The exercise:
Extract every line of the material that holds the string "color".

Figure dataset records:
========================================

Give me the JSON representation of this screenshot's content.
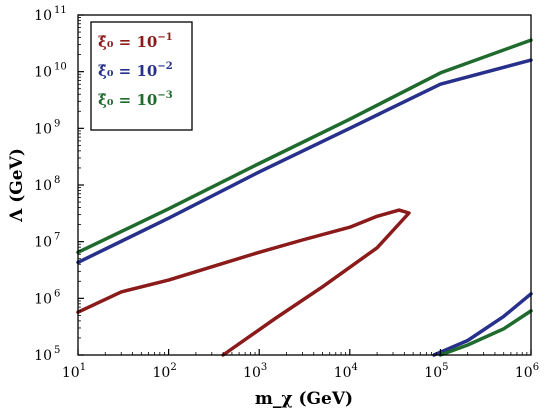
{
  "chart_data": {
    "type": "line",
    "xlabel": "m_χ (GeV)",
    "ylabel": "Λ (GeV)",
    "xscale": "log",
    "yscale": "log",
    "xlim": [
      10,
      1000000
    ],
    "ylim": [
      100000,
      100000000000
    ],
    "x_ticks": [
      {
        "base": "10",
        "exp": "1",
        "value": 10
      },
      {
        "base": "10",
        "exp": "2",
        "value": 100
      },
      {
        "base": "10",
        "exp": "3",
        "value": 1000
      },
      {
        "base": "10",
        "exp": "4",
        "value": 10000
      },
      {
        "base": "10",
        "exp": "5",
        "value": 100000
      },
      {
        "base": "10",
        "exp": "6",
        "value": 1000000
      }
    ],
    "y_ticks": [
      {
        "base": "10",
        "exp": "5",
        "value": 100000
      },
      {
        "base": "10",
        "exp": "6",
        "value": 1000000
      },
      {
        "base": "10",
        "exp": "7",
        "value": 10000000
      },
      {
        "base": "10",
        "exp": "8",
        "value": 100000000
      },
      {
        "base": "10",
        "exp": "9",
        "value": 1000000000
      },
      {
        "base": "10",
        "exp": "10",
        "value": 10000000000
      },
      {
        "base": "10",
        "exp": "11",
        "value": 100000000000
      }
    ],
    "grid": false,
    "legend_position": "top-left",
    "series": [
      {
        "label_lhs": "ξ̂₀ = ",
        "label_base": "10",
        "label_exp": "−1",
        "color": "#8b1a1a",
        "segments": [
          [
            [
              10,
              570000
            ],
            [
              30,
              1300000
            ],
            [
              100,
              2100000
            ],
            [
              300,
              3600000
            ],
            [
              1000,
              6500000
            ],
            [
              3000,
              10700000
            ],
            [
              10000,
              18000000
            ],
            [
              20000,
              28000000
            ],
            [
              35000,
              36000000
            ],
            [
              45000,
              32000000
            ],
            [
              20000,
              7800000
            ],
            [
              5000,
              1600000
            ],
            [
              1500,
              440000
            ],
            [
              400,
              100000
            ]
          ]
        ]
      },
      {
        "label_lhs": "ξ̂₀ = ",
        "label_base": "10",
        "label_exp": "−2",
        "color": "#27318c",
        "segments": [
          [
            [
              10,
              4300000
            ],
            [
              100,
              26000000
            ],
            [
              1000,
              170000000
            ],
            [
              10000,
              1000000000
            ],
            [
              100000,
              6000000000
            ],
            [
              1000000,
              16000000000
            ]
          ],
          [
            [
              85000,
              100000
            ],
            [
              200000,
              180000
            ],
            [
              500000,
              480000
            ],
            [
              1000000,
              1200000
            ]
          ]
        ]
      },
      {
        "label_lhs": "ξ̂₀ = ",
        "label_base": "10",
        "label_exp": "−3",
        "color": "#1f6b2e",
        "segments": [
          [
            [
              10,
              6500000
            ],
            [
              100,
              38000000
            ],
            [
              1000,
              240000000
            ],
            [
              10000,
              1450000000
            ],
            [
              100000,
              9500000000
            ],
            [
              1000000,
              36000000000
            ]
          ],
          [
            [
              100000,
              100000
            ],
            [
              200000,
              150000
            ],
            [
              500000,
              290000
            ],
            [
              1000000,
              600000
            ]
          ]
        ]
      }
    ]
  }
}
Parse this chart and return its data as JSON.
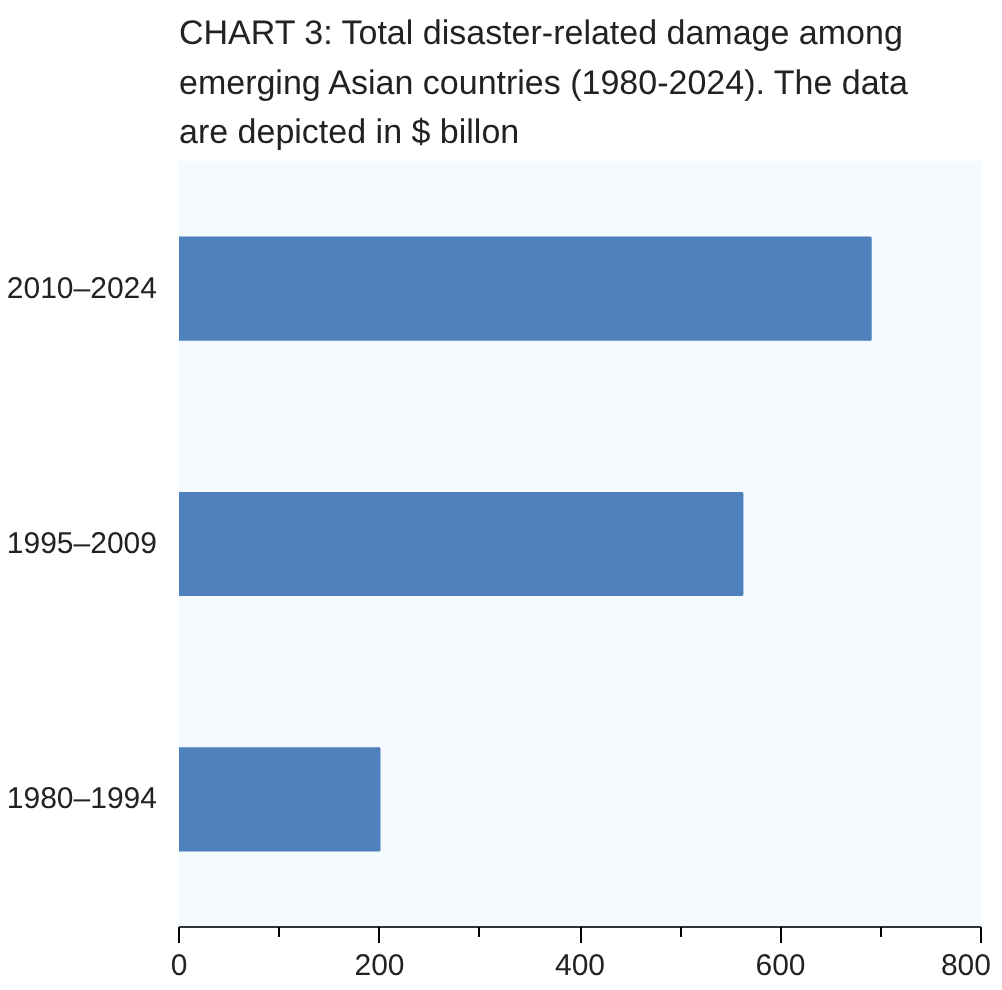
{
  "chart_data": {
    "type": "bar",
    "orientation": "horizontal",
    "title": "CHART 3: Total disaster-related damage among emerging Asian countries (1980-2024). The data are depicted in $ billon",
    "categories": [
      "2010–2024",
      "1995–2009",
      "1980–1994"
    ],
    "values": [
      690,
      562,
      200
    ],
    "color": "#4f81bd",
    "xlim": [
      0,
      800
    ],
    "xticks": [
      0,
      200,
      400,
      600,
      800
    ],
    "grid": false
  }
}
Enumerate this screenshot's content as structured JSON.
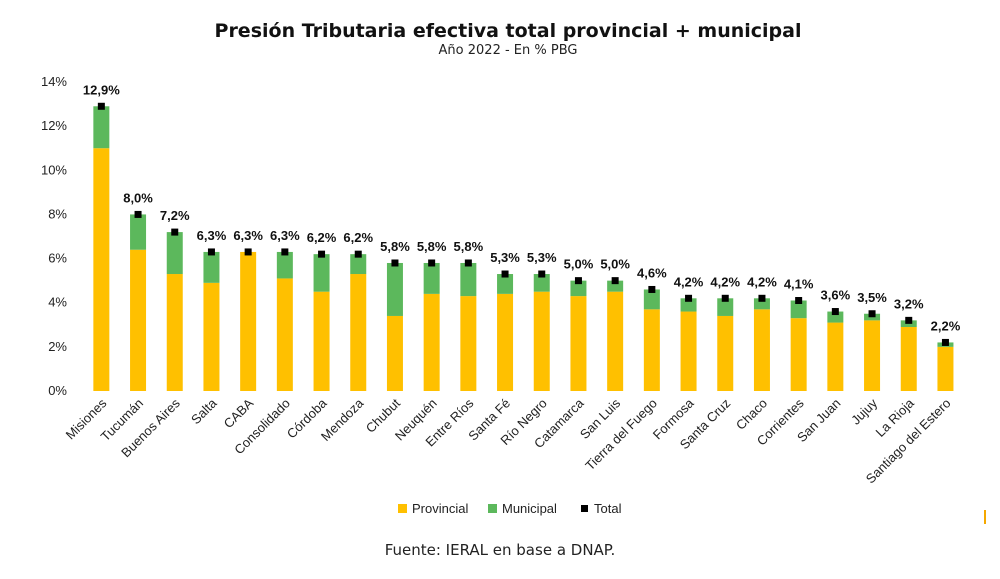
{
  "chart_data": {
    "type": "bar",
    "stacked": true,
    "title": "Presión Tributaria efectiva total provincial + municipal",
    "subtitle": "Año 2022 - En % PBG",
    "categories": [
      "Misiones",
      "Tucumán",
      "Buenos Aires",
      "Salta",
      "CABA",
      "Consolidado",
      "Córdoba",
      "Mendoza",
      "Chubut",
      "Neuquén",
      "Entre Ríos",
      "Santa Fé",
      "Río Negro",
      "Catamarca",
      "San Luis",
      "Tierra del Fuego",
      "Formosa",
      "Santa Cruz",
      "Chaco",
      "Corrientes",
      "San Juan",
      "Jujuy",
      "La Rioja",
      "Santiago del Estero"
    ],
    "series": [
      {
        "name": "Provincial",
        "color": "#ffc000",
        "values": [
          11.0,
          6.4,
          5.3,
          4.9,
          6.3,
          5.1,
          4.5,
          5.3,
          3.4,
          4.4,
          4.3,
          4.4,
          4.5,
          4.3,
          4.5,
          3.7,
          3.6,
          3.4,
          3.7,
          3.3,
          3.1,
          3.2,
          2.9,
          2.0
        ]
      },
      {
        "name": "Municipal",
        "color": "#5cb85c",
        "values": [
          1.9,
          1.6,
          1.9,
          1.4,
          0.0,
          1.2,
          1.7,
          0.9,
          2.4,
          1.4,
          1.5,
          0.9,
          0.8,
          0.7,
          0.5,
          0.9,
          0.6,
          0.8,
          0.5,
          0.8,
          0.5,
          0.3,
          0.3,
          0.2
        ]
      },
      {
        "name": "Total",
        "color": "#000000",
        "marker": "square",
        "values": [
          12.9,
          8.0,
          7.2,
          6.3,
          6.3,
          6.3,
          6.2,
          6.2,
          5.8,
          5.8,
          5.8,
          5.3,
          5.3,
          5.0,
          5.0,
          4.6,
          4.2,
          4.2,
          4.2,
          4.1,
          3.6,
          3.5,
          3.2,
          2.2
        ]
      }
    ],
    "data_labels": [
      "12,9%",
      "8,0%",
      "7,2%",
      "6,3%",
      "6,3%",
      "6,3%",
      "6,2%",
      "6,2%",
      "5,8%",
      "5,8%",
      "5,8%",
      "5,3%",
      "5,3%",
      "5,0%",
      "5,0%",
      "4,6%",
      "4,2%",
      "4,2%",
      "4,2%",
      "4,1%",
      "3,6%",
      "3,5%",
      "3,2%",
      "2,2%"
    ],
    "y_ticks": [
      "0%",
      "2%",
      "4%",
      "6%",
      "8%",
      "10%",
      "12%",
      "14%"
    ],
    "ylim": [
      0,
      14
    ],
    "grid": false,
    "legend": "bottom-center"
  },
  "source": "Fuente: IERAL en base a DNAP."
}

========================================

Solution:
        "color": "#8b1a1a",
        "color": "#27318c",
        "color": "#1f6b2e",
    "color": "#4f81bd",
        "color": "#ffc000",
        "color": "#5cb85c",
        "color": "#000000",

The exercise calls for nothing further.